DIRECTION =>
Reproduce each line of the entries below verbatim, keeping every character and the original line order.

ROWS =>
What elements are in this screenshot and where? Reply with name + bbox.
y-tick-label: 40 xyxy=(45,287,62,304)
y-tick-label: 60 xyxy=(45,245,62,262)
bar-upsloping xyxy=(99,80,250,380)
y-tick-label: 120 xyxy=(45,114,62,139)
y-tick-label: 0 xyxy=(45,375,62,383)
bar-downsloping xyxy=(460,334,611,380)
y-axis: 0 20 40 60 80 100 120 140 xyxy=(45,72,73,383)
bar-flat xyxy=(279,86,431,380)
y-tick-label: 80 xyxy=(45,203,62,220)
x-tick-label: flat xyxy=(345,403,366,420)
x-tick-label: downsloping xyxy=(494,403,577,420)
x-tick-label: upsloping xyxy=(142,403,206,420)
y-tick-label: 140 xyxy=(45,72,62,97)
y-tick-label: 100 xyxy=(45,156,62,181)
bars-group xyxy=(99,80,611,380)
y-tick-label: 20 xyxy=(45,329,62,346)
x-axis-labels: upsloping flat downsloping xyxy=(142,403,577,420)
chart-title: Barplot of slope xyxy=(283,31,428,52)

EXERCISE SOLUTION =>
What elements are in this screenshot and where? Reply with name + bbox.
y-tick-label: 40 xyxy=(45,287,62,304)
y-tick-label: 60 xyxy=(45,245,62,262)
bar-upsloping xyxy=(99,80,250,380)
y-tick-label: 120 xyxy=(45,114,62,139)
y-tick-label: 0 xyxy=(45,375,62,383)
bar-downsloping xyxy=(460,334,611,380)
y-axis: 0 20 40 60 80 100 120 140 xyxy=(45,72,73,383)
bar-flat xyxy=(279,86,431,380)
y-tick-label: 80 xyxy=(45,203,62,220)
x-tick-label: flat xyxy=(345,403,366,420)
x-tick-label: downsloping xyxy=(494,403,577,420)
x-tick-label: upsloping xyxy=(142,403,206,420)
y-tick-label: 140 xyxy=(45,72,62,97)
y-tick-label: 100 xyxy=(45,156,62,181)
bars-group xyxy=(99,80,611,380)
y-tick-label: 20 xyxy=(45,329,62,346)
x-axis-labels: upsloping flat downsloping xyxy=(142,403,577,420)
chart-title: Barplot of slope xyxy=(283,31,428,52)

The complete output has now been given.